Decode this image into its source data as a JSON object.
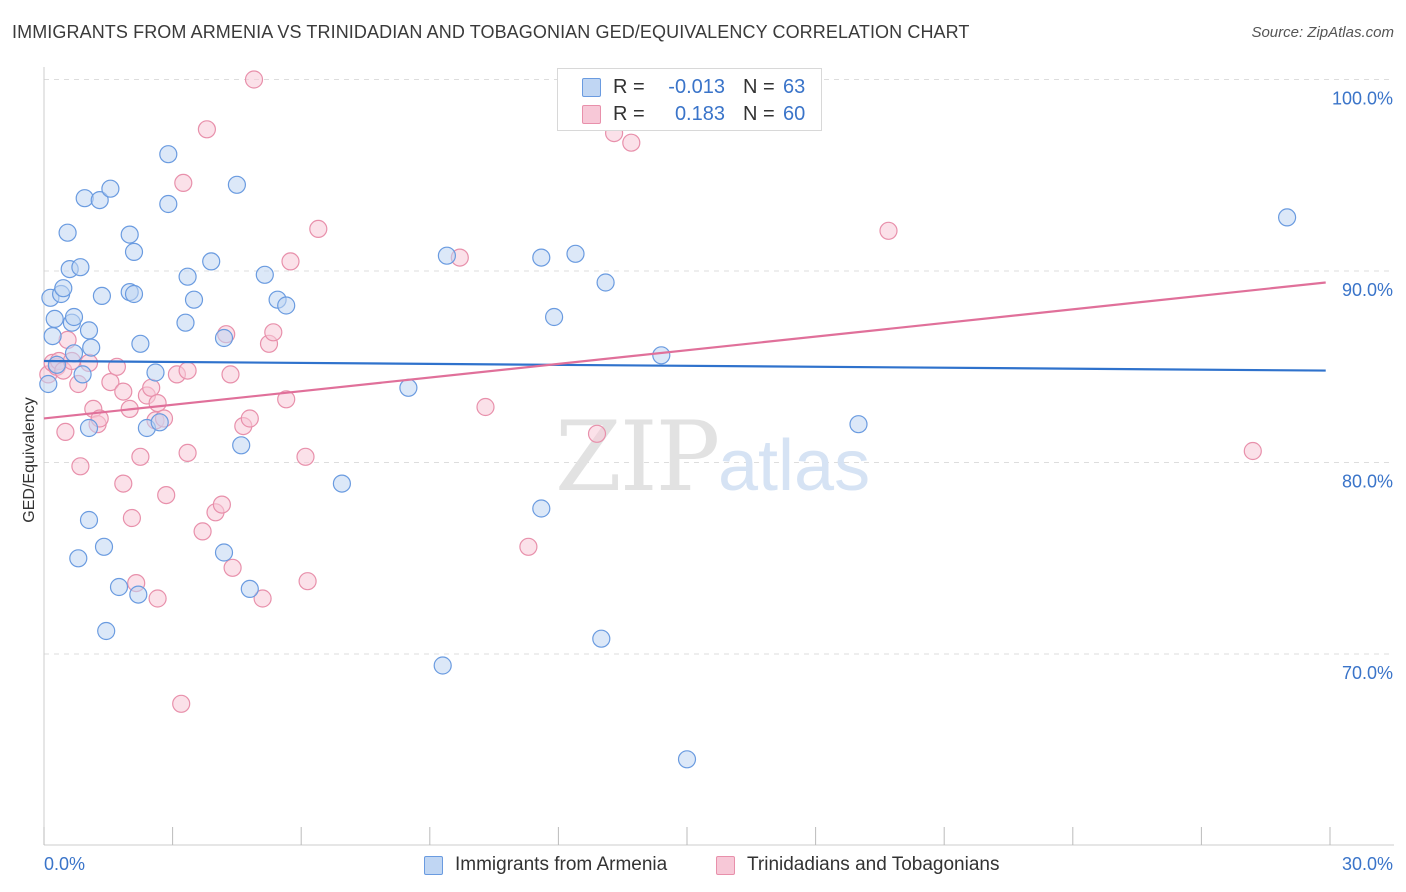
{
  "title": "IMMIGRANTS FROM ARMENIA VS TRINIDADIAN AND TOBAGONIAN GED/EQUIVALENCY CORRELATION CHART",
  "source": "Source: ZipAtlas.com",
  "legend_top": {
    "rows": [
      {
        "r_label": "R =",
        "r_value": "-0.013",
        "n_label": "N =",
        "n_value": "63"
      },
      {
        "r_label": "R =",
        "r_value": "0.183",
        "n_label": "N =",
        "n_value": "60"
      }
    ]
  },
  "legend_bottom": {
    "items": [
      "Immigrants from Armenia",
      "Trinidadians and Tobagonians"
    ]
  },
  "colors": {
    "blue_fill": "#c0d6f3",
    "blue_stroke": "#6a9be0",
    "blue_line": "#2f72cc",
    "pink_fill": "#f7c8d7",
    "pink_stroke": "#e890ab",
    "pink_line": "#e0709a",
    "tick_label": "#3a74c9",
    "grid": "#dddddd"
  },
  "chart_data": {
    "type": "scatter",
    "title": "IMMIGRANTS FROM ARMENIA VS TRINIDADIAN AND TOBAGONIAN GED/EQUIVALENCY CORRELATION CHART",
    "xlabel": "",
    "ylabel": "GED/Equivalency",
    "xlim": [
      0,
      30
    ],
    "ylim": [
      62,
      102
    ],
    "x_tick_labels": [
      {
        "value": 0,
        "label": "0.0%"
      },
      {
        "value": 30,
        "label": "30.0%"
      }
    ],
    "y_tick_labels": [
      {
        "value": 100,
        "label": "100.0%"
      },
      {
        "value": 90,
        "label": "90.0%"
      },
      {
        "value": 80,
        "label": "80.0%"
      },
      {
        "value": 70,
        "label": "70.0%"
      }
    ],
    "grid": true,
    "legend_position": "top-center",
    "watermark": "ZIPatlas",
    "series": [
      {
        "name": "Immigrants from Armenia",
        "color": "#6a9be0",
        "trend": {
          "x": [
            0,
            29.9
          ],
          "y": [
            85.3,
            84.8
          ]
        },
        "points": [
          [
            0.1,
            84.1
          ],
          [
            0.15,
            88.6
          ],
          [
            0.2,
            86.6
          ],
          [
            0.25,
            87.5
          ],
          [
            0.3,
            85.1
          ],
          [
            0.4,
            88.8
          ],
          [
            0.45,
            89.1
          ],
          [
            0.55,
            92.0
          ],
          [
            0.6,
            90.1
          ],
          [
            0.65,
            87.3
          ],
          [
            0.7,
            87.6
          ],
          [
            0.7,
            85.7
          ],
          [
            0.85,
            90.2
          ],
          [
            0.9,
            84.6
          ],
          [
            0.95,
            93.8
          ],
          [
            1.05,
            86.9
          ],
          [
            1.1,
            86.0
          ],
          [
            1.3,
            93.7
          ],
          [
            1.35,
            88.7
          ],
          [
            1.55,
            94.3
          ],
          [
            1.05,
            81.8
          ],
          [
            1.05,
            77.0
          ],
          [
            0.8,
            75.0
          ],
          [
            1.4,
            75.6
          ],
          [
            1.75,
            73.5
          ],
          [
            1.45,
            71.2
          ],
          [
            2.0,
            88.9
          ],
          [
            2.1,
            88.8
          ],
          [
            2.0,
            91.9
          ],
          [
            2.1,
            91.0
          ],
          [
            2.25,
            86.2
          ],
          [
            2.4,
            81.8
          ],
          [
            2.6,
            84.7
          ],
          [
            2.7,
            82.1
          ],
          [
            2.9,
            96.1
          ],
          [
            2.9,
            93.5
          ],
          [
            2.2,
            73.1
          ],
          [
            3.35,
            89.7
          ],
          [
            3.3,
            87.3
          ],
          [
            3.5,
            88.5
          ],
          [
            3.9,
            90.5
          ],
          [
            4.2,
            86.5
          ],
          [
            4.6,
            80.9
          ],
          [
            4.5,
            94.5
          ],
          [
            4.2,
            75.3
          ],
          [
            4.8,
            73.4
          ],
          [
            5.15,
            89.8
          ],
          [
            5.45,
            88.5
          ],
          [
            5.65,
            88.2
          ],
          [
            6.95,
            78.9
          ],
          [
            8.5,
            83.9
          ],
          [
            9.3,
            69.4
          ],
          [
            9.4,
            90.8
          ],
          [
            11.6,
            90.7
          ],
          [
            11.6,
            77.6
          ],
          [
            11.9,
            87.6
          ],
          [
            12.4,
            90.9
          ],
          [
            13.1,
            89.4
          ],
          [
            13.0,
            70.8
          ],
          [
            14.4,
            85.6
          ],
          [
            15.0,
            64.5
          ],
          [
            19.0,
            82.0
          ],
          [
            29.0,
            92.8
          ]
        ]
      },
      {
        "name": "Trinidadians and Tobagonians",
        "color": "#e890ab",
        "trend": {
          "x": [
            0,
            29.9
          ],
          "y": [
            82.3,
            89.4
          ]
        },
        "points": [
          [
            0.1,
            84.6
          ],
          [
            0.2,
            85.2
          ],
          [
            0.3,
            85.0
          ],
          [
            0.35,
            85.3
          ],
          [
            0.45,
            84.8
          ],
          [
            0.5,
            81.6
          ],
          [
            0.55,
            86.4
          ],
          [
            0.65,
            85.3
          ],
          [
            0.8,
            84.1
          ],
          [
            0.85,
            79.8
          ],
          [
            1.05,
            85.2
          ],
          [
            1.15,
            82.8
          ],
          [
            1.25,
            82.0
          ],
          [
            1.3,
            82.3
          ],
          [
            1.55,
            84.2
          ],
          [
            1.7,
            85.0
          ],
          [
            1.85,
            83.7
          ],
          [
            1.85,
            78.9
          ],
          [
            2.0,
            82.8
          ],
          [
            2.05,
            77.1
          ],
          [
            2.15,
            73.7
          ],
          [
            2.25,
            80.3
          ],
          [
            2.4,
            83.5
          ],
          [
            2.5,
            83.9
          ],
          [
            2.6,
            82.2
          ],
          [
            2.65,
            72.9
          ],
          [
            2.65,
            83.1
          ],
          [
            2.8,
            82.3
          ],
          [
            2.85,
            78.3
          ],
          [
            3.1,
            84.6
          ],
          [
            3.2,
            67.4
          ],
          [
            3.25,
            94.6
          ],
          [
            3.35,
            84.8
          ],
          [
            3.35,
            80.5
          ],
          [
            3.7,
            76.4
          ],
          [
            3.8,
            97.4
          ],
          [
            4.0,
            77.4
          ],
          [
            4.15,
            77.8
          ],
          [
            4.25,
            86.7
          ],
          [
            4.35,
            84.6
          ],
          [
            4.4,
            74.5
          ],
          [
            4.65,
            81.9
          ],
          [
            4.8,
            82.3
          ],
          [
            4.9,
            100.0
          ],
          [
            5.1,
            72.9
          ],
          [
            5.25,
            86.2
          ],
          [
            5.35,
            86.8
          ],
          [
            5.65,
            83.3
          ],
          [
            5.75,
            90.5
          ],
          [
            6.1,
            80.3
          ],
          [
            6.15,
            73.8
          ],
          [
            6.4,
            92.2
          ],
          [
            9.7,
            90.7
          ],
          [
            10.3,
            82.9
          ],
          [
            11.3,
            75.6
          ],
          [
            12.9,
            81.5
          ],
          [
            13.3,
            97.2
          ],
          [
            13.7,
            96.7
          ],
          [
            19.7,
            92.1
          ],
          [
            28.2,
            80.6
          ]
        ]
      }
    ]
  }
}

------

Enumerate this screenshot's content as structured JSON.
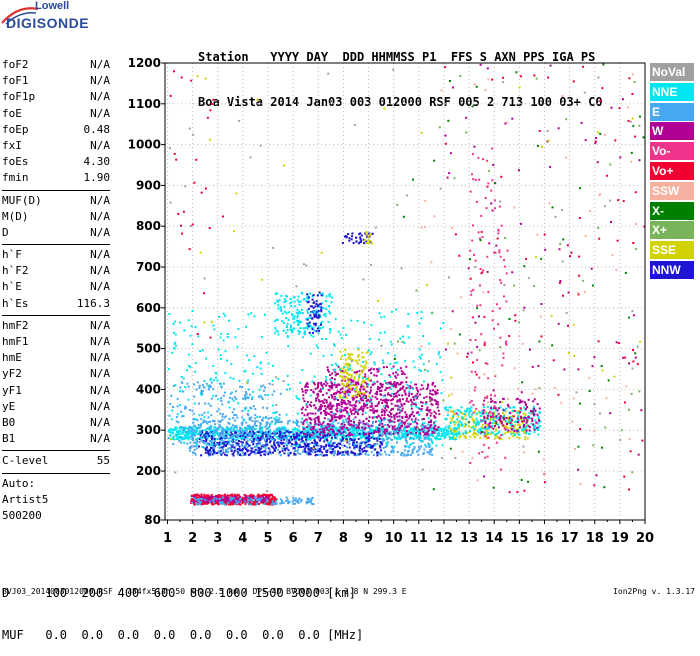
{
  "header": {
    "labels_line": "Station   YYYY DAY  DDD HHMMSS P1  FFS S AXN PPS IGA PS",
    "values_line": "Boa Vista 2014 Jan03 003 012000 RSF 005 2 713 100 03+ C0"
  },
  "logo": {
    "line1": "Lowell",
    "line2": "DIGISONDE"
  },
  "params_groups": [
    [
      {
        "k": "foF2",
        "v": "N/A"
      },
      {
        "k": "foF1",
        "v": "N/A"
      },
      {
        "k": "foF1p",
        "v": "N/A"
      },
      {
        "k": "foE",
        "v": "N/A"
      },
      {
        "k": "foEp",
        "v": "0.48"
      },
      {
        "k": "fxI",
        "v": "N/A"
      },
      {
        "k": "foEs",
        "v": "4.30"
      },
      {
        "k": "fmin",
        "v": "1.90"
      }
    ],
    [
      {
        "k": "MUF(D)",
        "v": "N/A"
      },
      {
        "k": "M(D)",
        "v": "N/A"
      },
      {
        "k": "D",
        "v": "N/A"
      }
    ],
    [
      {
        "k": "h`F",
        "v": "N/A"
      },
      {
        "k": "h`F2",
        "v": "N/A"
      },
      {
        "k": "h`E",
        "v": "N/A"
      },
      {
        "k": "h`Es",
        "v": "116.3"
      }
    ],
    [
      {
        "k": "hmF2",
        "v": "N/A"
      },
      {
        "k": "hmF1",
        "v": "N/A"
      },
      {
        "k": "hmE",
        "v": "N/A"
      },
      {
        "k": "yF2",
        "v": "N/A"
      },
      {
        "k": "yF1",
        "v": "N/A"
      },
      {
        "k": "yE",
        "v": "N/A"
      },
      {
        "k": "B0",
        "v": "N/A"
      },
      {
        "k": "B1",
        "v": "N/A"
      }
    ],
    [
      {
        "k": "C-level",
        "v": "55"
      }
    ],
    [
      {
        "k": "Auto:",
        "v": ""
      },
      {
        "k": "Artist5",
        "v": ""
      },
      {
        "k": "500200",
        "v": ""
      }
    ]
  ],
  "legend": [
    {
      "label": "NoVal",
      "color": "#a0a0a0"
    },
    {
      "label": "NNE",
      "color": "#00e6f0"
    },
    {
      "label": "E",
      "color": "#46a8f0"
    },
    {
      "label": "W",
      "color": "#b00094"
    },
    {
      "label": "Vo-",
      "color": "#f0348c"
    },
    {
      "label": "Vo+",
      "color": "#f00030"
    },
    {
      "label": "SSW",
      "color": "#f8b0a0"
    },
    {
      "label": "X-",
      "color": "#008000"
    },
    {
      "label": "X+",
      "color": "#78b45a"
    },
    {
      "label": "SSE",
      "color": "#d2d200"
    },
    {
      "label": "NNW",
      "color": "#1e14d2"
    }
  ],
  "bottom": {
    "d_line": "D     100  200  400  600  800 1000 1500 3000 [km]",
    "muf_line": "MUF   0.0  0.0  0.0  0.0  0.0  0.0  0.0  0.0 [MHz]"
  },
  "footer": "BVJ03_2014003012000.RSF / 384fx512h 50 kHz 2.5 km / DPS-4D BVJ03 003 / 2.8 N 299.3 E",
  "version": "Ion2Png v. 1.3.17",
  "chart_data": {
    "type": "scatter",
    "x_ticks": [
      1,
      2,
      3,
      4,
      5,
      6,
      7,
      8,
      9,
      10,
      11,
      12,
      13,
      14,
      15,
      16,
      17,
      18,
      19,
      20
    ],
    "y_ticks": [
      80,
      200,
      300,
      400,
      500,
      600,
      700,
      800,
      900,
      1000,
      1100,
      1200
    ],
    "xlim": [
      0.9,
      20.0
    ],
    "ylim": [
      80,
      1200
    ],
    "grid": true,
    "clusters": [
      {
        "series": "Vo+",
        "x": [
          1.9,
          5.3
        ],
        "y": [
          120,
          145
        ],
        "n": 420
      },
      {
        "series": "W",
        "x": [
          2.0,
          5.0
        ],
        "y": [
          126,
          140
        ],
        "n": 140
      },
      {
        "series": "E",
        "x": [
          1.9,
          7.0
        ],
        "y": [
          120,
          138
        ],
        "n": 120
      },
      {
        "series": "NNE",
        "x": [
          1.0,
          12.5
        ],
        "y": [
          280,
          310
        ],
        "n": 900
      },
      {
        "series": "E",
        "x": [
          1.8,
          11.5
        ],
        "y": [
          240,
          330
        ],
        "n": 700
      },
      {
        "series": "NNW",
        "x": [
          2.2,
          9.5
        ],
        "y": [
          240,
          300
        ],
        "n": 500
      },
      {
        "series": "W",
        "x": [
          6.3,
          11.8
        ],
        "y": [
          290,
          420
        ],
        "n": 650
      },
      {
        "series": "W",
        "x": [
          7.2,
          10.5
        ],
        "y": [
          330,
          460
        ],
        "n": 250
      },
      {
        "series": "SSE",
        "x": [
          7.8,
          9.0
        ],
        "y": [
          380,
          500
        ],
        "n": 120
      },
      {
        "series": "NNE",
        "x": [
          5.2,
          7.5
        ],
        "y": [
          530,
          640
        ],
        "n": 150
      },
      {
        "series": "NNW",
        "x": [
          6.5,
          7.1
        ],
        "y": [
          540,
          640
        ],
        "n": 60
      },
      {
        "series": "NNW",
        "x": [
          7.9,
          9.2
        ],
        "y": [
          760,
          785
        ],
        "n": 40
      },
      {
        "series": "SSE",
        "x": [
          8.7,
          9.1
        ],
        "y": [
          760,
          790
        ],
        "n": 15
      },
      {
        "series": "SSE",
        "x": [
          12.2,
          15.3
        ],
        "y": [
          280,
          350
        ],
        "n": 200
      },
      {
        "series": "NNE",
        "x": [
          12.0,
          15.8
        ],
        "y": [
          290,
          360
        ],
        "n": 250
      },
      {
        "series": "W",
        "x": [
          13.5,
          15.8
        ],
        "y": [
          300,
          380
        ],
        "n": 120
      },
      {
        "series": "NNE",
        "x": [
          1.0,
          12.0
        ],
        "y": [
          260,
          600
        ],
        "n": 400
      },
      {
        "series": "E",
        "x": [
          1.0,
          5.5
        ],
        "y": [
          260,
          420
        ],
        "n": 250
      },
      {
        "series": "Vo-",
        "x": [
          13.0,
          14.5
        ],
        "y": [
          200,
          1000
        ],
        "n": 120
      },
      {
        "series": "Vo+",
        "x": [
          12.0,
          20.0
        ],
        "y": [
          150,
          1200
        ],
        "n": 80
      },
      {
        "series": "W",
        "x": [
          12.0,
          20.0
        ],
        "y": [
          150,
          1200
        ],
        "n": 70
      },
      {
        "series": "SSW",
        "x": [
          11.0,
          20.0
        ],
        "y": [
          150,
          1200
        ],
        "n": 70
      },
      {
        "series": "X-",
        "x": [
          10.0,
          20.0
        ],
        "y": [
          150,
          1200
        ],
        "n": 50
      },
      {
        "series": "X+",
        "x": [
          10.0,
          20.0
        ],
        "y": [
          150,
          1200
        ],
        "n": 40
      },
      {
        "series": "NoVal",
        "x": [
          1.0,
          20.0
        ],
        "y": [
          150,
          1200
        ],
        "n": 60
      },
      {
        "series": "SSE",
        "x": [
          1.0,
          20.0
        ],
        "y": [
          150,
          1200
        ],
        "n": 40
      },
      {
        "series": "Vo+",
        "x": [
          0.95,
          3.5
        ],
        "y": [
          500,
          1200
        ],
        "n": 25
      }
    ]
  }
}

------

* **Short exercise**: Every line of the listing that holds "JSON" should be found and copied.

* **Complete response**:
Decode this image into its source data as a JSON object.
Enumerate this screenshot's content as structured JSON.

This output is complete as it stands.